━━ GIVEN DATA

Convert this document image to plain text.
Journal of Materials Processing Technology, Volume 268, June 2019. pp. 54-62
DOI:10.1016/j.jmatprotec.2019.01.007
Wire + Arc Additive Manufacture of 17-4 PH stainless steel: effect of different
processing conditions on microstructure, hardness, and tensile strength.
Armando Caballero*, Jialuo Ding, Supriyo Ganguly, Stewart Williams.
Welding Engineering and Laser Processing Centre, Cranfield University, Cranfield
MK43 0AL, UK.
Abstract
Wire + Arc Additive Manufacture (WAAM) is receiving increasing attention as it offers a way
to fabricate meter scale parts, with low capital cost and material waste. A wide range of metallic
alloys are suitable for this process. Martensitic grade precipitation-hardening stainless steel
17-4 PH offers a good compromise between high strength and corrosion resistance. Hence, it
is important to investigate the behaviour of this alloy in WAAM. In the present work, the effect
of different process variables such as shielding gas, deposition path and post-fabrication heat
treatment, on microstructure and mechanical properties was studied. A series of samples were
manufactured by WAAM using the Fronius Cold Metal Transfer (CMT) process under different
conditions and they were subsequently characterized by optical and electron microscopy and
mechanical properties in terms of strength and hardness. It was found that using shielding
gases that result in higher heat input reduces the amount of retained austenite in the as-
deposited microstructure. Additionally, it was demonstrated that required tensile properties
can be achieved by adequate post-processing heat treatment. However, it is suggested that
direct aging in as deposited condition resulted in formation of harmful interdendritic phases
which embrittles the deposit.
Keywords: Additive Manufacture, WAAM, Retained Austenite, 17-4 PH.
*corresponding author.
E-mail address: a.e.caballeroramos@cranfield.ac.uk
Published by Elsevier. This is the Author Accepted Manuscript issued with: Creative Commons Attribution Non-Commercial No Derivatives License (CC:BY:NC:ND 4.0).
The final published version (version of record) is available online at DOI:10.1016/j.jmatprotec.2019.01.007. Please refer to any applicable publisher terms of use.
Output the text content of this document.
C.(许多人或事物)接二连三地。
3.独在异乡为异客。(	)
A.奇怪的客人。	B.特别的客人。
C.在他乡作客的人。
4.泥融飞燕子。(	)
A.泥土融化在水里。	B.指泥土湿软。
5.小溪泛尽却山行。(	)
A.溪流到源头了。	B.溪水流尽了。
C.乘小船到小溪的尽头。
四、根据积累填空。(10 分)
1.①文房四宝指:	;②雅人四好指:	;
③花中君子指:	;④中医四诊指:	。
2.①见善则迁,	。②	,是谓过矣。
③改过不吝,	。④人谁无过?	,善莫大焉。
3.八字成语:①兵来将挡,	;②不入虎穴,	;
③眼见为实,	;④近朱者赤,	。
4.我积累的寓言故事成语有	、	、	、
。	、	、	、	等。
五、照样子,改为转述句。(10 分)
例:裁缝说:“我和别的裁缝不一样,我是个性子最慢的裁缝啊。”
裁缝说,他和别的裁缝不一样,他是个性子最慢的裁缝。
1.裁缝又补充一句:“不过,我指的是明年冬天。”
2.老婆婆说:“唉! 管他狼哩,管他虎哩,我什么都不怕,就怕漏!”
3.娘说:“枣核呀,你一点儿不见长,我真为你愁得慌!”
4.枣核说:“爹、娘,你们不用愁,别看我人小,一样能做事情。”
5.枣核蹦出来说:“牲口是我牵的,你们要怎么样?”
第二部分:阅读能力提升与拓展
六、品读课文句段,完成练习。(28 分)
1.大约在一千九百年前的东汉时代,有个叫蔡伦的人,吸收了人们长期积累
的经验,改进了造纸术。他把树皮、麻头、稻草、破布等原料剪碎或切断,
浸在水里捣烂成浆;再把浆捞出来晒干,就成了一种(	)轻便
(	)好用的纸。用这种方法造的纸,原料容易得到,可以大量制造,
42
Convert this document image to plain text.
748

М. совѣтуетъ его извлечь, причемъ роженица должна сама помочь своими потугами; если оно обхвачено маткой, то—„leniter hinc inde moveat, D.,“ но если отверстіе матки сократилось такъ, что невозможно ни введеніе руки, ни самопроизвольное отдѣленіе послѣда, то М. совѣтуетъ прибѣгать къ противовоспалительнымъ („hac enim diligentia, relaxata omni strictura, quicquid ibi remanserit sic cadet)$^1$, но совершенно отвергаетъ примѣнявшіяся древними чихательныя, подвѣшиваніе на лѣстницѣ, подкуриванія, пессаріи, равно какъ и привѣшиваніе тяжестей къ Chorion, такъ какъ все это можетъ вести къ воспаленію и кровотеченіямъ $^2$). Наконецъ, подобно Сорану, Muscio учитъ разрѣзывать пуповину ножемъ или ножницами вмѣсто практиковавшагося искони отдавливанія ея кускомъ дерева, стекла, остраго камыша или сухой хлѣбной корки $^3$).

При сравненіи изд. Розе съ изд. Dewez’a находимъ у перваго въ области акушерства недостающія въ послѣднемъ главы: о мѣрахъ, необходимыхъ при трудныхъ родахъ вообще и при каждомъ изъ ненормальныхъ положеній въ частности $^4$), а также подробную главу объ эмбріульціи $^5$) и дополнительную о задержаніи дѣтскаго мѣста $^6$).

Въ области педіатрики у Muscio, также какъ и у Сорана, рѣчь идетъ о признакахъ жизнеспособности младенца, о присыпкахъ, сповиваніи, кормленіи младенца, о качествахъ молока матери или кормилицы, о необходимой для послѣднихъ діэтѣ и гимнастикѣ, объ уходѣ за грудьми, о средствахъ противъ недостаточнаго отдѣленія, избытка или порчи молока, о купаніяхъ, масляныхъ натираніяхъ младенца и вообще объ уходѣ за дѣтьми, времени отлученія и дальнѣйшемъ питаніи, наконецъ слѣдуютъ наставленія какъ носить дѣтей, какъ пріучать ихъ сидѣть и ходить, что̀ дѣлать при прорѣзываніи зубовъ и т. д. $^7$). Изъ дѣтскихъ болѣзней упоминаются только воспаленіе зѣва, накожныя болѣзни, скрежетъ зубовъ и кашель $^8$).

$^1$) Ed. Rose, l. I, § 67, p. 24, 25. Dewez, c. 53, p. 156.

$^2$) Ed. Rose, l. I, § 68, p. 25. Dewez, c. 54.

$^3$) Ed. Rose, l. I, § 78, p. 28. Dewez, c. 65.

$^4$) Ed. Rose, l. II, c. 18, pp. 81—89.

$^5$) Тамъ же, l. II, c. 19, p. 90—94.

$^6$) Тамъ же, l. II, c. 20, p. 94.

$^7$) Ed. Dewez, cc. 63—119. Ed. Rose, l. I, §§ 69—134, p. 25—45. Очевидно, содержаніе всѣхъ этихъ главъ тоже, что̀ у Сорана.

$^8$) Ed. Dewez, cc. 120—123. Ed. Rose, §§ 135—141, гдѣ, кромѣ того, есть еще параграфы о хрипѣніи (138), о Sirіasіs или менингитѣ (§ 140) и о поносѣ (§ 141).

━━━━

§ **AIM OF THE TASK**:
Copy the records above exactly as they appear.

§ **EXERCISE OUTPUT**:
Convert this document image to plain text.
Journal of Materials Processing Technology, Volume 268, June 2019. pp. 54-62
DOI:10.1016/j.jmatprotec.2019.01.007
Wire + Arc Additive Manufacture of 17-4 PH stainless steel: effect of different
processing conditions on microstructure, hardness, and tensile strength.
Armando Caballero*, Jialuo Ding, Supriyo Ganguly, Stewart Williams.
Welding Engineering and Laser Processing Centre, Cranfield University, Cranfield
MK43 0AL, UK.
Abstract
Wire + Arc Additive Manufacture (WAAM) is receiving increasing attention as it offers a way
to fabricate meter scale parts, with low capital cost and material waste. A wide range of metallic
alloys are suitable for this process. Martensitic grade precipitation-hardening stainless steel
17-4 PH offers a good compromise between high strength and corrosion resistance. Hence, it
is important to investigate the behaviour of this alloy in WAAM. In the present work, the effect
of different process variables such as shielding gas, deposition path and post-fabrication heat
treatment, on microstructure and mechanical properties was studied. A series of samples were
manufactured by WAAM using the Fronius Cold Metal Transfer (CMT) process under different
conditions and they were subsequently characterized by optical and electron microscopy and
mechanical properties in terms of strength and hardness. It was found that using shielding
gases that result in higher heat input reduces the amount of retained austenite in the as-
deposited microstructure. Additionally, it was demonstrated that required tensile properties
can be achieved by adequate post-processing heat treatment. However, it is suggested that
direct aging in as deposited condition resulted in formation of harmful interdendritic phases
which embrittles the deposit.
Keywords: Additive Manufacture, WAAM, Retained Austenite, 17-4 PH.
*corresponding author.
E-mail address: a.e.caballeroramos@cranfield.ac.uk
Published by Elsevier. This is the Author Accepted Manuscript issued with: Creative Commons Attribution Non-Commercial No Derivatives License (CC:BY:NC:ND 4.0).
The final published version (version of record) is available online at DOI:10.1016/j.jmatprotec.2019.01.007. Please refer to any applicable publisher terms of use.
Output the text content of this document.
C.(许多人或事物)接二连三地。
3.独在异乡为异客。(	)
A.奇怪的客人。	B.特别的客人。
C.在他乡作客的人。
4.泥融飞燕子。(	)
A.泥土融化在水里。	B.指泥土湿软。
5.小溪泛尽却山行。(	)
A.溪流到源头了。	B.溪水流尽了。
C.乘小船到小溪的尽头。
四、根据积累填空。(10 分)
1.①文房四宝指:	;②雅人四好指:	;
③花中君子指:	;④中医四诊指:	。
2.①见善则迁,	。②	,是谓过矣。
③改过不吝,	。④人谁无过?	,善莫大焉。
3.八字成语:①兵来将挡,	;②不入虎穴,	;
③眼见为实,	;④近朱者赤,	。
4.我积累的寓言故事成语有	、	、	、
。	、	、	、	等。
五、照样子,改为转述句。(10 分)
例:裁缝说:“我和别的裁缝不一样,我是个性子最慢的裁缝啊。”
裁缝说,他和别的裁缝不一样,他是个性子最慢的裁缝。
1.裁缝又补充一句:“不过,我指的是明年冬天。”
2.老婆婆说:“唉! 管他狼哩,管他虎哩,我什么都不怕,就怕漏!”
3.娘说:“枣核呀,你一点儿不见长,我真为你愁得慌!”
4.枣核说:“爹、娘,你们不用愁,别看我人小,一样能做事情。”
5.枣核蹦出来说:“牲口是我牵的,你们要怎么样?”
第二部分:阅读能力提升与拓展
六、品读课文句段,完成练习。(28 分)
1.大约在一千九百年前的东汉时代,有个叫蔡伦的人,吸收了人们长期积累
的经验,改进了造纸术。他把树皮、麻头、稻草、破布等原料剪碎或切断,
浸在水里捣烂成浆;再把浆捞出来晒干,就成了一种(	)轻便
(	)好用的纸。用这种方法造的纸,原料容易得到,可以大量制造,
42
Convert this document image to plain text.
748

М. совѣтуетъ его извлечь, причемъ роженица должна сама помочь своими потугами; если оно обхвачено маткой, то—„leniter hinc inde moveat, D.,“ но если отверстіе матки сократилось такъ, что невозможно ни введеніе руки, ни самопроизвольное отдѣленіе послѣда, то М. совѣтуетъ прибѣгать къ противовоспалительнымъ („hac enim diligentia, relaxata omni strictura, quicquid ibi remanserit sic cadet)$^1$, но совершенно отвергаетъ примѣнявшіяся древними чихательныя, подвѣшиваніе на лѣстницѣ, подкуриванія, пессаріи, равно какъ и привѣшиваніе тяжестей къ Chorion, такъ какъ все это можетъ вести къ воспаленію и кровотеченіямъ $^2$). Наконецъ, подобно Сорану, Muscio учитъ разрѣзывать пуповину ножемъ или ножницами вмѣсто практиковавшагося искони отдавливанія ея кускомъ дерева, стекла, остраго камыша или сухой хлѣбной корки $^3$).

При сравненіи изд. Розе съ изд. Dewez’a находимъ у перваго въ области акушерства недостающія въ послѣднемъ главы: о мѣрахъ, необходимыхъ при трудныхъ родахъ вообще и при каждомъ изъ ненормальныхъ положеній въ частности $^4$), а также подробную главу объ эмбріульціи $^5$) и дополнительную о задержаніи дѣтскаго мѣста $^6$).

Въ области педіатрики у Muscio, также какъ и у Сорана, рѣчь идетъ о признакахъ жизнеспособности младенца, о присыпкахъ, сповиваніи, кормленіи младенца, о качествахъ молока матери или кормилицы, о необходимой для послѣднихъ діэтѣ и гимнастикѣ, объ уходѣ за грудьми, о средствахъ противъ недостаточнаго отдѣленія, избытка или порчи молока, о купаніяхъ, масляныхъ натираніяхъ младенца и вообще объ уходѣ за дѣтьми, времени отлученія и дальнѣйшемъ питаніи, наконецъ слѣдуютъ наставленія какъ носить дѣтей, какъ пріучать ихъ сидѣть и ходить, что̀ дѣлать при прорѣзываніи зубовъ и т. д. $^7$). Изъ дѣтскихъ болѣзней упоминаются только воспаленіе зѣва, накожныя болѣзни, скрежетъ зубовъ и кашель $^8$).

$^1$) Ed. Rose, l. I, § 67, p. 24, 25. Dewez, c. 53, p. 156.

$^2$) Ed. Rose, l. I, § 68, p. 25. Dewez, c. 54.

$^3$) Ed. Rose, l. I, § 78, p. 28. Dewez, c. 65.

$^4$) Ed. Rose, l. II, c. 18, pp. 81—89.

$^5$) Тамъ же, l. II, c. 19, p. 90—94.

$^6$) Тамъ же, l. II, c. 20, p. 94.

$^7$) Ed. Dewez, cc. 63—119. Ed. Rose, l. I, §§ 69—134, p. 25—45. Очевидно, содержаніе всѣхъ этихъ главъ тоже, что̀ у Сорана.

$^8$) Ed. Dewez, cc. 120—123. Ed. Rose, §§ 135—141, гдѣ, кромѣ того, есть еще параграфы о хрипѣніи (138), о Sirіasіs или менингитѣ (§ 140) и о поносѣ (§ 141).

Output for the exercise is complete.